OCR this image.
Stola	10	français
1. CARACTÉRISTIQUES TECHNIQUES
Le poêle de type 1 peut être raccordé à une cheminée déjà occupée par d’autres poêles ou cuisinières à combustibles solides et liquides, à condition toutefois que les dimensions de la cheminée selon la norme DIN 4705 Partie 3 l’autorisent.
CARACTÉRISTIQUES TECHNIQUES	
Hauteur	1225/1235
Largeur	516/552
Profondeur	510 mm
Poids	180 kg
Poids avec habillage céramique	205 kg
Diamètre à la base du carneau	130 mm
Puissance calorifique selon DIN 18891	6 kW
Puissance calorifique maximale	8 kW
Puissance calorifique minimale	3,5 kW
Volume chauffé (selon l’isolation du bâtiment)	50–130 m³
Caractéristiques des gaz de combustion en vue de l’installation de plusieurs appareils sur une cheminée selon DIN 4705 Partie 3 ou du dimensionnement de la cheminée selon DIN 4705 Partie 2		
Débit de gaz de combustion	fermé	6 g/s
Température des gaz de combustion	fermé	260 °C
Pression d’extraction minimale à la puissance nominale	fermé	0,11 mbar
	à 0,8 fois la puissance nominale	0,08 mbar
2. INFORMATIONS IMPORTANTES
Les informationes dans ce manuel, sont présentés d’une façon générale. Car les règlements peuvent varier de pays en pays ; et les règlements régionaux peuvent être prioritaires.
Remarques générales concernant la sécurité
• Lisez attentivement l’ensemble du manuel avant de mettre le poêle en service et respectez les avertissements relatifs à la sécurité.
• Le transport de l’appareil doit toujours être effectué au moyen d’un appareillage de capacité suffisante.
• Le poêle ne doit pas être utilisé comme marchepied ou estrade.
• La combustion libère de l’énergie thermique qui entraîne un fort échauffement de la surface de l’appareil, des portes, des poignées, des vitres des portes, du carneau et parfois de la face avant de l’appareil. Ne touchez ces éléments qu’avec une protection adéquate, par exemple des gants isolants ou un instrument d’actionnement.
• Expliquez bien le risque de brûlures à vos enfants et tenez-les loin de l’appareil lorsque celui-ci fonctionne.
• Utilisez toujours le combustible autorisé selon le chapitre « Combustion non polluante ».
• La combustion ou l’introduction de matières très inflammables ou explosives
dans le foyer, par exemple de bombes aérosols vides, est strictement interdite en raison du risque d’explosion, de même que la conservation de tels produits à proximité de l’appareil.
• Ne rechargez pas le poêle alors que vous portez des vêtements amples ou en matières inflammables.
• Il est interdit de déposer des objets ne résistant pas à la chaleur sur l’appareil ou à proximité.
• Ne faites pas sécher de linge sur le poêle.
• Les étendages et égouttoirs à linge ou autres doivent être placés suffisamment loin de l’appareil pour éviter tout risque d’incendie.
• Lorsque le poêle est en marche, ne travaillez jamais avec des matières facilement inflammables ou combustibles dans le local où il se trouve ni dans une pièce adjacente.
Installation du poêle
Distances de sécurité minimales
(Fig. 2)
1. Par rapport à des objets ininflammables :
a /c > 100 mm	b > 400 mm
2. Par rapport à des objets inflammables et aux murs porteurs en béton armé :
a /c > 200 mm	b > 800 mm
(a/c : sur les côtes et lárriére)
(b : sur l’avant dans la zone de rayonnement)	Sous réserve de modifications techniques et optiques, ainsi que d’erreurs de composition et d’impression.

Written task
Write out the data exactly as it stands.

Full solution
OCR this image.
Stola	10	français
1. CARACTÉRISTIQUES TECHNIQUES
Le poêle de type 1 peut être raccordé à une cheminée déjà occupée par d’autres poêles ou cuisinières à combustibles solides et liquides, à condition toutefois que les dimensions de la cheminée selon la norme DIN 4705 Partie 3 l’autorisent.
CARACTÉRISTIQUES TECHNIQUES	
Hauteur	1225/1235
Largeur	516/552
Profondeur	510 mm
Poids	180 kg
Poids avec habillage céramique	205 kg
Diamètre à la base du carneau	130 mm
Puissance calorifique selon DIN 18891	6 kW
Puissance calorifique maximale	8 kW
Puissance calorifique minimale	3,5 kW
Volume chauffé (selon l’isolation du bâtiment)	50–130 m³
Caractéristiques des gaz de combustion en vue de l’installation de plusieurs appareils sur une cheminée selon DIN 4705 Partie 3 ou du dimensionnement de la cheminée selon DIN 4705 Partie 2		
Débit de gaz de combustion	fermé	6 g/s
Température des gaz de combustion	fermé	260 °C
Pression d’extraction minimale à la puissance nominale	fermé	0,11 mbar
	à 0,8 fois la puissance nominale	0,08 mbar
2. INFORMATIONS IMPORTANTES
Les informationes dans ce manuel, sont présentés d’une façon générale. Car les règlements peuvent varier de pays en pays ; et les règlements régionaux peuvent être prioritaires.
Remarques générales concernant la sécurité
• Lisez attentivement l’ensemble du manuel avant de mettre le poêle en service et respectez les avertissements relatifs à la sécurité.
• Le transport de l’appareil doit toujours être effectué au moyen d’un appareillage de capacité suffisante.
• Le poêle ne doit pas être utilisé comme marchepied ou estrade.
• La combustion libère de l’énergie thermique qui entraîne un fort échauffement de la surface de l’appareil, des portes, des poignées, des vitres des portes, du carneau et parfois de la face avant de l’appareil. Ne touchez ces éléments qu’avec une protection adéquate, par exemple des gants isolants ou un instrument d’actionnement.
• Expliquez bien le risque de brûlures à vos enfants et tenez-les loin de l’appareil lorsque celui-ci fonctionne.
• Utilisez toujours le combustible autorisé selon le chapitre « Combustion non polluante ».
• La combustion ou l’introduction de matières très inflammables ou explosives
dans le foyer, par exemple de bombes aérosols vides, est strictement interdite en raison du risque d’explosion, de même que la conservation de tels produits à proximité de l’appareil.
• Ne rechargez pas le poêle alors que vous portez des vêtements amples ou en matières inflammables.
• Il est interdit de déposer des objets ne résistant pas à la chaleur sur l’appareil ou à proximité.
• Ne faites pas sécher de linge sur le poêle.
• Les étendages et égouttoirs à linge ou autres doivent être placés suffisamment loin de l’appareil pour éviter tout risque d’incendie.
• Lorsque le poêle est en marche, ne travaillez jamais avec des matières facilement inflammables ou combustibles dans le local où il se trouve ni dans une pièce adjacente.
Installation du poêle
Distances de sécurité minimales
(Fig. 2)
1. Par rapport à des objets ininflammables :
a /c > 100 mm	b > 400 mm
2. Par rapport à des objets inflammables et aux murs porteurs en béton armé :
a /c > 200 mm	b > 800 mm
(a/c : sur les côtes et lárriére)
(b : sur l’avant dans la zone de rayonnement)	Sous réserve de modifications techniques et optiques, ainsi que d’erreurs de composition et d’impression.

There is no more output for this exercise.